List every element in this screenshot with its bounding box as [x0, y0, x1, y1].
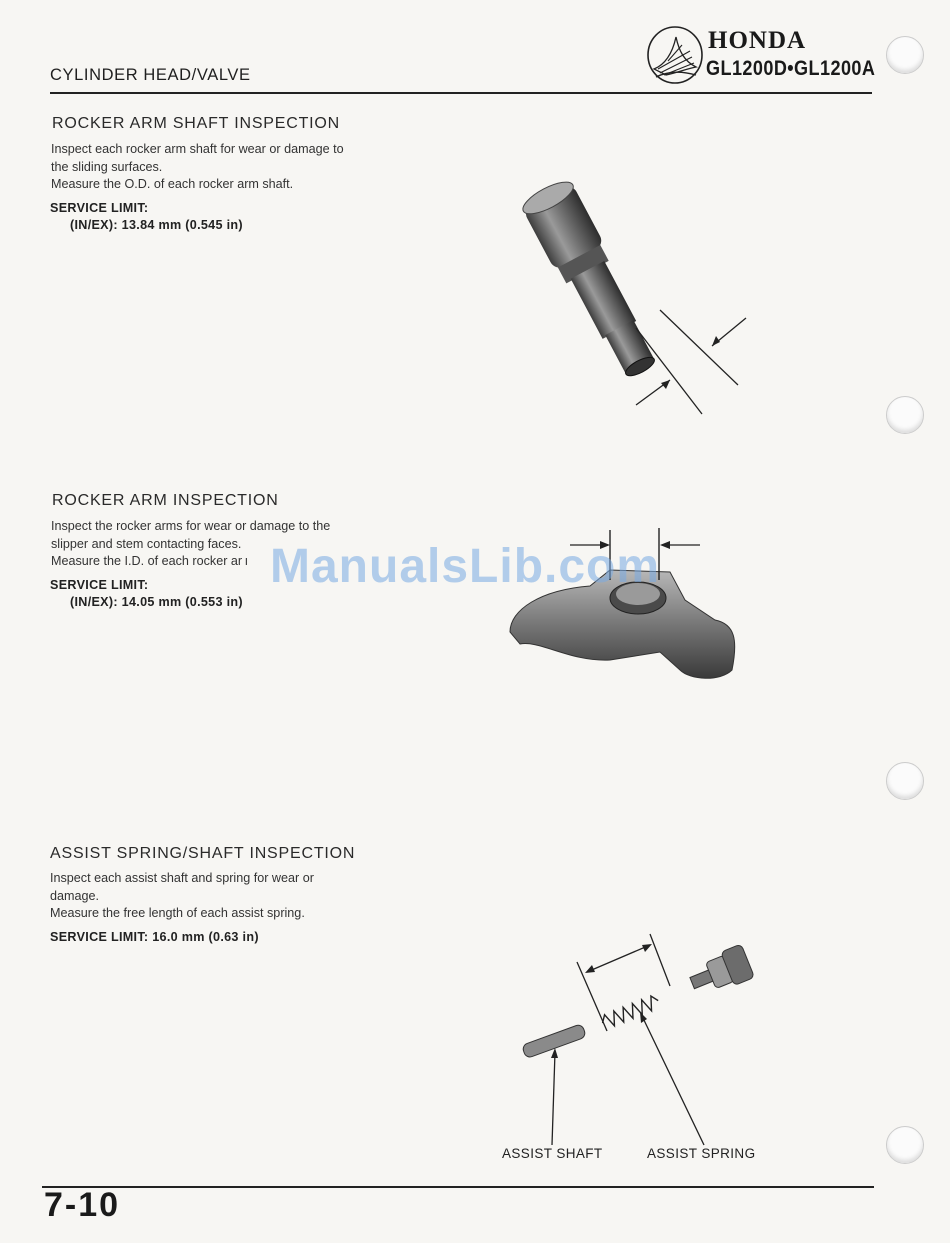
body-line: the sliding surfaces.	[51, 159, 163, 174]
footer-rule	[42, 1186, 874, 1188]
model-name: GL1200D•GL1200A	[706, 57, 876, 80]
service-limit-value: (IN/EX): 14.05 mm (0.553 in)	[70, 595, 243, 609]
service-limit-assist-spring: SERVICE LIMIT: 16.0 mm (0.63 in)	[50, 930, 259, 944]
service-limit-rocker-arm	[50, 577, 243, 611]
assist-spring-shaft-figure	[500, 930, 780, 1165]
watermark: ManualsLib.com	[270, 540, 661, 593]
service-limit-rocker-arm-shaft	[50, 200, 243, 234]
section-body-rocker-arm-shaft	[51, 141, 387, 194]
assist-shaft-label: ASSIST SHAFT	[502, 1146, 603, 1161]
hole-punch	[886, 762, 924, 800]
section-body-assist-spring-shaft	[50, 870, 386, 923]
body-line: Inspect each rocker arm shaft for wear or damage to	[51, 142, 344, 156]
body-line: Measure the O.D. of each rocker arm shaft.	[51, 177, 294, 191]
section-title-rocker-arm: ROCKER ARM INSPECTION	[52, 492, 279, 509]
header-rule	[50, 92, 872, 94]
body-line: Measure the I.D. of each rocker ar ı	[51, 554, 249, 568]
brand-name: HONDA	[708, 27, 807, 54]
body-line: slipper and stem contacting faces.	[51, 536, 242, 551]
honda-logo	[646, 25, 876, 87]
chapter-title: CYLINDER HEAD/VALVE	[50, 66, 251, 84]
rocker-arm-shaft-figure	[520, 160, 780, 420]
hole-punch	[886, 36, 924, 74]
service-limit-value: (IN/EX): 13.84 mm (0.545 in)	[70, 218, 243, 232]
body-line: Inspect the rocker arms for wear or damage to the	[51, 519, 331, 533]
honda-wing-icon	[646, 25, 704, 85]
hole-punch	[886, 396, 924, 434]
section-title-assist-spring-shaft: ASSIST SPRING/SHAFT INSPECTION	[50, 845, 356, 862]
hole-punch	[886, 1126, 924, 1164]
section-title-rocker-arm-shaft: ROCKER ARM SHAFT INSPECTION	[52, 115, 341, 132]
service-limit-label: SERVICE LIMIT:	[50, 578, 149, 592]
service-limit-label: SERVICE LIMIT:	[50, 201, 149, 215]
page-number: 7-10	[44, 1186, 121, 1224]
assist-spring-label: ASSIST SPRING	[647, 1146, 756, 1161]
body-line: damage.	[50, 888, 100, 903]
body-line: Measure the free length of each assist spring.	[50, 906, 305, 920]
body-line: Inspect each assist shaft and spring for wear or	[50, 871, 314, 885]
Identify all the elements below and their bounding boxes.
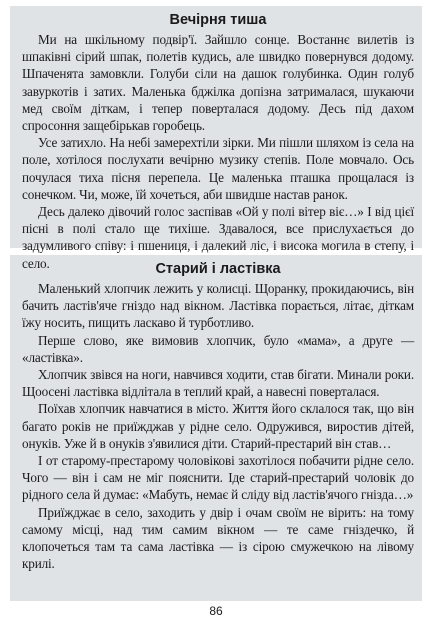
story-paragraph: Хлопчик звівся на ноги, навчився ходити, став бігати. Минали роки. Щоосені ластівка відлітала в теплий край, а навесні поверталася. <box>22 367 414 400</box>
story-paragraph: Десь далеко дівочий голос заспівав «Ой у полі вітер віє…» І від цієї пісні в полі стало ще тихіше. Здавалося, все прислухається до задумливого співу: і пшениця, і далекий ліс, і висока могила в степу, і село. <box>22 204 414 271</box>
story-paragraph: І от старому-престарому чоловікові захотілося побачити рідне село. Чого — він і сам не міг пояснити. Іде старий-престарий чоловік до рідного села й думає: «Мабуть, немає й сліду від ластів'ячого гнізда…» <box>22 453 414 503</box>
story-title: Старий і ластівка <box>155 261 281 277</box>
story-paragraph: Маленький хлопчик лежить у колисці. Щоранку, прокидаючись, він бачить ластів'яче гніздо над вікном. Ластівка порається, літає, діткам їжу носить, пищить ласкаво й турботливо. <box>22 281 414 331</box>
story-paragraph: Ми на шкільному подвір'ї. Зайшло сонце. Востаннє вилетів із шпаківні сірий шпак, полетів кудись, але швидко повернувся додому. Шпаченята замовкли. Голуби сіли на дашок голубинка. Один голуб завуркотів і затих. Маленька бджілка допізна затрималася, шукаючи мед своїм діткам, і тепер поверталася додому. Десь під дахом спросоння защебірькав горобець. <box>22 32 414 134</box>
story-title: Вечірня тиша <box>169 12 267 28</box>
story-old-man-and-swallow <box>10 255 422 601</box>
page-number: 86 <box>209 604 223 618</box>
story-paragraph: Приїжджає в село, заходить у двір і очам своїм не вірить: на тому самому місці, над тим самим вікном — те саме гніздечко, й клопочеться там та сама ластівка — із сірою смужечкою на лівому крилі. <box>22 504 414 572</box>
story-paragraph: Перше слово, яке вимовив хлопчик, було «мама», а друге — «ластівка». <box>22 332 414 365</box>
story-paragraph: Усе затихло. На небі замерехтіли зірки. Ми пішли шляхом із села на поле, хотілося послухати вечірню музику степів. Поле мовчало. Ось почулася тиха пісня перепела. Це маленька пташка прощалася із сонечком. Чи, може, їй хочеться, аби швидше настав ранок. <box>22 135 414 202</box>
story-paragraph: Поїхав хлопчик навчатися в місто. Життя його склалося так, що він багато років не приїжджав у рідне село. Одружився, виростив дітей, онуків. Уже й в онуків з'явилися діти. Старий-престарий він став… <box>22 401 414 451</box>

----------

== Set task ==
Output all of the data above line for line, without any changes, and omit the pictures.

== Solved problem ==
List every element in this screenshot with its bounding box as [x0, y0, x1, y1].
body-line: the sliding surfaces.	[51, 159, 163, 174]
footer-rule	[42, 1186, 874, 1188]
model-name: GL1200D•GL1200A	[706, 57, 876, 80]
service-limit-value: (IN/EX): 14.05 mm (0.553 in)	[70, 595, 243, 609]
service-limit-assist-spring: SERVICE LIMIT: 16.0 mm (0.63 in)	[50, 930, 259, 944]
service-limit-rocker-arm	[50, 577, 243, 611]
assist-spring-shaft-figure	[500, 930, 780, 1165]
watermark: ManualsLib.com	[270, 540, 661, 593]
service-limit-rocker-arm-shaft	[50, 200, 243, 234]
section-body-rocker-arm-shaft	[51, 141, 387, 194]
assist-shaft-label: ASSIST SHAFT	[502, 1146, 603, 1161]
hole-punch	[886, 762, 924, 800]
section-body-assist-spring-shaft	[50, 870, 386, 923]
body-line: Inspect each rocker arm shaft for wear or damage to	[51, 142, 344, 156]
body-line: Measure the O.D. of each rocker arm shaft.	[51, 177, 294, 191]
section-title-rocker-arm: ROCKER ARM INSPECTION	[52, 492, 279, 509]
header-rule	[50, 92, 872, 94]
body-line: Measure the I.D. of each rocker ar ı	[51, 554, 249, 568]
brand-name: HONDA	[708, 27, 807, 54]
body-line: slipper and stem contacting faces.	[51, 536, 242, 551]
honda-logo	[646, 25, 876, 87]
chapter-title: CYLINDER HEAD/VALVE	[50, 66, 251, 84]
rocker-arm-shaft-figure	[520, 160, 780, 420]
hole-punch	[886, 36, 924, 74]
service-limit-value: (IN/EX): 13.84 mm (0.545 in)	[70, 218, 243, 232]
body-line: Inspect the rocker arms for wear or damage to the	[51, 519, 331, 533]
honda-wing-icon	[646, 25, 704, 85]
hole-punch	[886, 396, 924, 434]
section-title-assist-spring-shaft: ASSIST SPRING/SHAFT INSPECTION	[50, 845, 356, 862]
hole-punch	[886, 1126, 924, 1164]
section-title-rocker-arm-shaft: ROCKER ARM SHAFT INSPECTION	[52, 115, 341, 132]
service-limit-label: SERVICE LIMIT:	[50, 578, 149, 592]
service-limit-label: SERVICE LIMIT:	[50, 201, 149, 215]
page-number: 7-10	[44, 1186, 121, 1224]
assist-spring-label: ASSIST SPRING	[647, 1146, 756, 1161]
body-line: damage.	[50, 888, 100, 903]
body-line: Measure the free length of each assist spring.	[50, 906, 305, 920]
body-line: Inspect each assist shaft and spring for wear or	[50, 871, 314, 885]
Identify all the elements below and their bounding boxes.
story-paragraph: Хлопчик звівся на ноги, навчився ходити, став бігати. Минали роки. Щоосені ластівка відлітала в теплий край, а навесні поверталася. <box>22 367 414 400</box>
story-paragraph: Десь далеко дівочий голос заспівав «Ой у полі вітер віє…» І від цієї пісні в полі стало ще тихіше. Здавалося, все прислухається до задумливого співу: і пшениця, і далекий ліс, і висока могила в степу, і село. <box>22 204 414 271</box>
story-paragraph: І от старому-престарому чоловікові захотілося побачити рідне село. Чого — він і сам не міг пояснити. Іде старий-престарий чоловік до рідного села й думає: «Мабуть, немає й сліду від ластів'ячого гнізда…» <box>22 453 414 503</box>
story-title: Старий і ластівка <box>155 261 281 277</box>
story-paragraph: Маленький хлопчик лежить у колисці. Щоранку, прокидаючись, він бачить ластів'яче гніздо над вікном. Ластівка порається, літає, діткам їжу носить, пищить ласкаво й турботливо. <box>22 281 414 331</box>
story-paragraph: Ми на шкільному подвір'ї. Зайшло сонце. Востаннє вилетів із шпаківні сірий шпак, полетів кудись, але швидко повернувся додому. Шпаченята замовкли. Голуби сіли на дашок голубинка. Один голуб завуркотів і затих. Маленька бджілка допізна затрималася, шукаючи мед своїм діткам, і тепер поверталася додому. Десь під дахом спросоння защебірькав горобець. <box>22 32 414 134</box>
story-title: Вечірня тиша <box>169 12 267 28</box>
story-old-man-and-swallow <box>10 255 422 601</box>
page-number: 86 <box>209 604 223 618</box>
story-paragraph: Приїжджає в село, заходить у двір і очам своїм не вірить: на тому самому місці, над тим самим вікном — те саме гніздечко, й клопочеться там та сама ластівка — із сірою смужечкою на лівому крилі. <box>22 504 414 572</box>
story-paragraph: Перше слово, яке вимовив хлопчик, було «мама», а друге — «ластівка». <box>22 332 414 365</box>
story-paragraph: Усе затихло. На небі замерехтіли зірки. Ми пішли шляхом із села на поле, хотілося послухати вечірню музику степів. Поле мовчало. Ось почулася тиха пісня перепела. Це маленька пташка прощалася із сонечком. Чи, може, їй хочеться, аби швидше настав ранок. <box>22 135 414 202</box>
story-paragraph: Поїхав хлопчик навчатися в місто. Життя його склалося так, що він багато років не приїжджав у рідне село. Одружився, виростив дітей, онуків. Уже й в онуків з'явилися діти. Старий-престарий він став… <box>22 401 414 451</box>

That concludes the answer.